WORK INSTRUCTIONS =
Reproduce the following material exactly, including every line.

(Rows from a figure dataset)
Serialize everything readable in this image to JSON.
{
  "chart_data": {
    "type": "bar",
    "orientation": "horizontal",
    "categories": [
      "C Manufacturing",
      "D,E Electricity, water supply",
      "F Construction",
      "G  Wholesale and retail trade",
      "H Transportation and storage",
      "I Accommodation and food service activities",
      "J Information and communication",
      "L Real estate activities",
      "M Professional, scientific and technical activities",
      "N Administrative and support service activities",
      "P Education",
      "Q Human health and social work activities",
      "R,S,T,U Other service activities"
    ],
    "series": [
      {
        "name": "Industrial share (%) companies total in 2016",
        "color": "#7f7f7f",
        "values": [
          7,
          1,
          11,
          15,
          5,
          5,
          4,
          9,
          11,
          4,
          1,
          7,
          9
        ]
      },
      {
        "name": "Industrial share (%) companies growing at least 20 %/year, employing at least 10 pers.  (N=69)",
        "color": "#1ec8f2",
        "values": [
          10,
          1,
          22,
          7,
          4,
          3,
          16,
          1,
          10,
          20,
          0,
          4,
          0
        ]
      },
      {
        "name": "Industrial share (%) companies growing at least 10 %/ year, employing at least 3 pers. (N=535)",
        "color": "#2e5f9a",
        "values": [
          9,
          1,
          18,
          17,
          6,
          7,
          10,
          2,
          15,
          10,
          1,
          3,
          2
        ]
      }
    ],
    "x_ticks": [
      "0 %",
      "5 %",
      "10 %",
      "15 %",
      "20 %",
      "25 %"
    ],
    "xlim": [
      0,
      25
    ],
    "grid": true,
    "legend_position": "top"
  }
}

COMPLETE RESPONSE =
Serialize everything readable in this image to JSON.
{
  "chart_data": {
    "type": "bar",
    "orientation": "horizontal",
    "categories": [
      "C Manufacturing",
      "D,E Electricity, water supply",
      "F Construction",
      "G  Wholesale and retail trade",
      "H Transportation and storage",
      "I Accommodation and food service activities",
      "J Information and communication",
      "L Real estate activities",
      "M Professional, scientific and technical activities",
      "N Administrative and support service activities",
      "P Education",
      "Q Human health and social work activities",
      "R,S,T,U Other service activities"
    ],
    "series": [
      {
        "name": "Industrial share (%) companies total in 2016",
        "color": "#7f7f7f",
        "values": [
          7,
          1,
          11,
          15,
          5,
          5,
          4,
          9,
          11,
          4,
          1,
          7,
          9
        ]
      },
      {
        "name": "Industrial share (%) companies growing at least 20 %/year, employing at least 10 pers.  (N=69)",
        "color": "#1ec8f2",
        "values": [
          10,
          1,
          22,
          7,
          4,
          3,
          16,
          1,
          10,
          20,
          0,
          4,
          0
        ]
      },
      {
        "name": "Industrial share (%) companies growing at least 10 %/ year, employing at least 3 pers. (N=535)",
        "color": "#2e5f9a",
        "values": [
          9,
          1,
          18,
          17,
          6,
          7,
          10,
          2,
          15,
          10,
          1,
          3,
          2
        ]
      }
    ],
    "x_ticks": [
      "0 %",
      "5 %",
      "10 %",
      "15 %",
      "20 %",
      "25 %"
    ],
    "xlim": [
      0,
      25
    ],
    "grid": true,
    "legend_position": "top"
  }
}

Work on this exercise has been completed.